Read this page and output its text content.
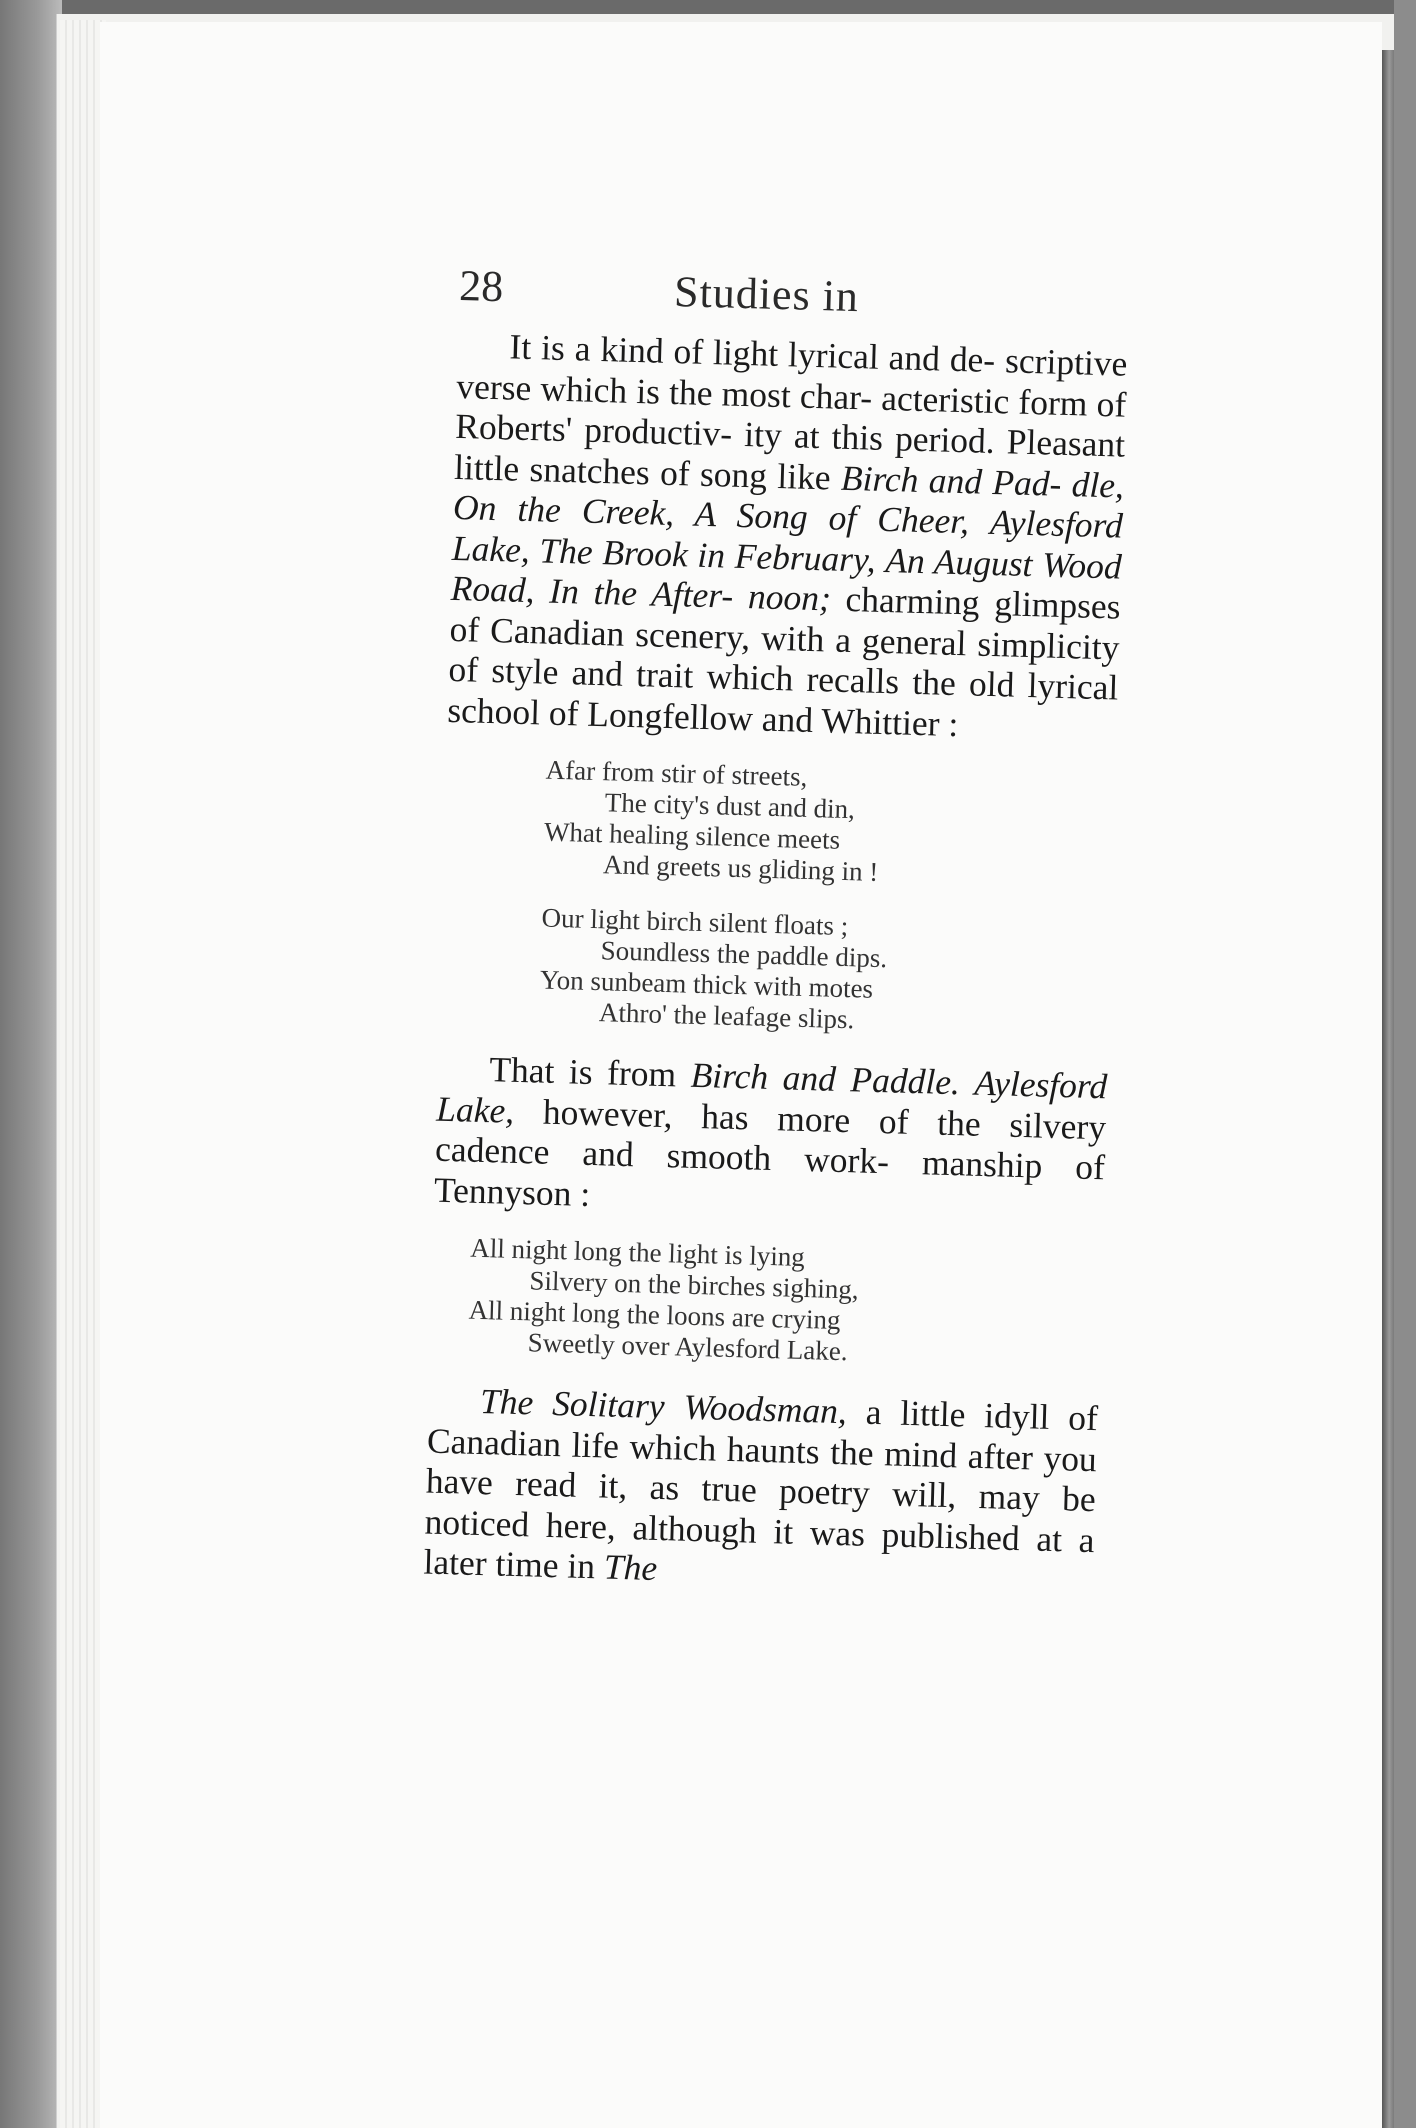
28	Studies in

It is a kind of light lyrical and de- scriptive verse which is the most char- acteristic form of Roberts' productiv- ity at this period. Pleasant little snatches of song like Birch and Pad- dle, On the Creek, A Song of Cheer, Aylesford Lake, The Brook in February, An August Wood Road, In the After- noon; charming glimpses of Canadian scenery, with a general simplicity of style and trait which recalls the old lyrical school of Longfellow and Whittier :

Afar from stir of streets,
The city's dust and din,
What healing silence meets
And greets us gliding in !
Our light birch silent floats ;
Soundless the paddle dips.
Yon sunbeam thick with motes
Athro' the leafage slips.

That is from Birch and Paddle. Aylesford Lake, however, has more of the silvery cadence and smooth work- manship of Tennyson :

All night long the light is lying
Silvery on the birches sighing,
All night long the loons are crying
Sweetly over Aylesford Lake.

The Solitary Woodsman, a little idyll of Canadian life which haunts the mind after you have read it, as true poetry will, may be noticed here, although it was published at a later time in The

------

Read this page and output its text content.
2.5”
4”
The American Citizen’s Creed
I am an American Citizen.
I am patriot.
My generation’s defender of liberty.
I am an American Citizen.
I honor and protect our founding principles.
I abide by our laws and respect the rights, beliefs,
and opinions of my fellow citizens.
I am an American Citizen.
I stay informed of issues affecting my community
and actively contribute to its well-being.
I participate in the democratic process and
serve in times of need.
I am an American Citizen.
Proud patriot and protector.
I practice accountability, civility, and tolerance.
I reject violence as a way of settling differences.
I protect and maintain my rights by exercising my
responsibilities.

------

▶ [WRITTEN PROBLEM]: Show each line of the data that contains the string "night".

▶ [EXERCISE ANSWER]:
All night long the light is lying
All night long the loons are crying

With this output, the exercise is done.